(Saved entries)
-=-=-

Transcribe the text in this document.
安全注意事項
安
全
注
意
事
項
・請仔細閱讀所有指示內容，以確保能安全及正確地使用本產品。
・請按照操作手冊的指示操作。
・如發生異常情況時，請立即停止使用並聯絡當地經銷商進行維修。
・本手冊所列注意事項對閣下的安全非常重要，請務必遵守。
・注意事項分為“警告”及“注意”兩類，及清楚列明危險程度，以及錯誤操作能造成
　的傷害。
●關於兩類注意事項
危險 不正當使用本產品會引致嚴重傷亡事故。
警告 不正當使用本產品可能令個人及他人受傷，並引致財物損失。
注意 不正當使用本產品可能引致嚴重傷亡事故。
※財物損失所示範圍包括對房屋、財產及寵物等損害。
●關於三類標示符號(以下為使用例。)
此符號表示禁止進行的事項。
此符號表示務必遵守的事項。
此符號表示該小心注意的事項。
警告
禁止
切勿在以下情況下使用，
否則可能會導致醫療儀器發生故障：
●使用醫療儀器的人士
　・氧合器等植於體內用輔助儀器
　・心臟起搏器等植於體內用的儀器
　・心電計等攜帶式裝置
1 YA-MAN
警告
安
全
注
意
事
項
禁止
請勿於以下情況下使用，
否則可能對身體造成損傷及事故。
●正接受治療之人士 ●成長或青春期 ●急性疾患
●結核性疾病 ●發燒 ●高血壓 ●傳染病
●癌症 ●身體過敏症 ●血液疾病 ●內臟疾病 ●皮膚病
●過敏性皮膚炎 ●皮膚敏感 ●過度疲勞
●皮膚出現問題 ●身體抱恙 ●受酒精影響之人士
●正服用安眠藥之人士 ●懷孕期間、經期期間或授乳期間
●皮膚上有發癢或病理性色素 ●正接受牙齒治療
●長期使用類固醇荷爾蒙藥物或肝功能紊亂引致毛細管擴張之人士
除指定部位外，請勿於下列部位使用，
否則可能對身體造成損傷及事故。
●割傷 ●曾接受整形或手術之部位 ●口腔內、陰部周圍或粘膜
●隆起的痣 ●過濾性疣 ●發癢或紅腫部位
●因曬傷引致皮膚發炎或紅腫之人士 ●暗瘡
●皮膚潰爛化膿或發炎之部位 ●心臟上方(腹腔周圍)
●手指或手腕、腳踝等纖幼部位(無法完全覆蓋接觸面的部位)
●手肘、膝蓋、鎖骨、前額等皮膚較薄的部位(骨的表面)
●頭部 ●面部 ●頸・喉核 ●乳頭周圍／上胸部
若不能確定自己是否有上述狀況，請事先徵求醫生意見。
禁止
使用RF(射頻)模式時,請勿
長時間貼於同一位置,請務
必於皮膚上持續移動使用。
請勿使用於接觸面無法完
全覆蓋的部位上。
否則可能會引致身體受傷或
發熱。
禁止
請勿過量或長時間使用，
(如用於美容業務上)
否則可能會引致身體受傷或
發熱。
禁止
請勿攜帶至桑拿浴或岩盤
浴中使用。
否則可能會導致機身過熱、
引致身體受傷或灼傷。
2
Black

-=-=-

## [Aim of the task]
Print the entries exactly. Include every one.

## [Finished task]
Transcribe the text in this document.
安全注意事項
安
全
注
意
事
項
・請仔細閱讀所有指示內容，以確保能安全及正確地使用本產品。
・請按照操作手冊的指示操作。
・如發生異常情況時，請立即停止使用並聯絡當地經銷商進行維修。
・本手冊所列注意事項對閣下的安全非常重要，請務必遵守。
・注意事項分為“警告”及“注意”兩類，及清楚列明危險程度，以及錯誤操作能造成
　的傷害。
●關於兩類注意事項
危險 不正當使用本產品會引致嚴重傷亡事故。
警告 不正當使用本產品可能令個人及他人受傷，並引致財物損失。
注意 不正當使用本產品可能引致嚴重傷亡事故。
※財物損失所示範圍包括對房屋、財產及寵物等損害。
●關於三類標示符號(以下為使用例。)
此符號表示禁止進行的事項。
此符號表示務必遵守的事項。
此符號表示該小心注意的事項。
警告
禁止
切勿在以下情況下使用，
否則可能會導致醫療儀器發生故障：
●使用醫療儀器的人士
　・氧合器等植於體內用輔助儀器
　・心臟起搏器等植於體內用的儀器
　・心電計等攜帶式裝置
1 YA-MAN
警告
安
全
注
意
事
項
禁止
請勿於以下情況下使用，
否則可能對身體造成損傷及事故。
●正接受治療之人士 ●成長或青春期 ●急性疾患
●結核性疾病 ●發燒 ●高血壓 ●傳染病
●癌症 ●身體過敏症 ●血液疾病 ●內臟疾病 ●皮膚病
●過敏性皮膚炎 ●皮膚敏感 ●過度疲勞
●皮膚出現問題 ●身體抱恙 ●受酒精影響之人士
●正服用安眠藥之人士 ●懷孕期間、經期期間或授乳期間
●皮膚上有發癢或病理性色素 ●正接受牙齒治療
●長期使用類固醇荷爾蒙藥物或肝功能紊亂引致毛細管擴張之人士
除指定部位外，請勿於下列部位使用，
否則可能對身體造成損傷及事故。
●割傷 ●曾接受整形或手術之部位 ●口腔內、陰部周圍或粘膜
●隆起的痣 ●過濾性疣 ●發癢或紅腫部位
●因曬傷引致皮膚發炎或紅腫之人士 ●暗瘡
●皮膚潰爛化膿或發炎之部位 ●心臟上方(腹腔周圍)
●手指或手腕、腳踝等纖幼部位(無法完全覆蓋接觸面的部位)
●手肘、膝蓋、鎖骨、前額等皮膚較薄的部位(骨的表面)
●頭部 ●面部 ●頸・喉核 ●乳頭周圍／上胸部
若不能確定自己是否有上述狀況，請事先徵求醫生意見。
禁止
使用RF(射頻)模式時,請勿
長時間貼於同一位置,請務
必於皮膚上持續移動使用。
請勿使用於接觸面無法完
全覆蓋的部位上。
否則可能會引致身體受傷或
發熱。
禁止
請勿過量或長時間使用，
(如用於美容業務上)
否則可能會引致身體受傷或
發熱。
禁止
請勿攜帶至桑拿浴或岩盤
浴中使用。
否則可能會導致機身過熱、
引致身體受傷或灼傷。
2
Black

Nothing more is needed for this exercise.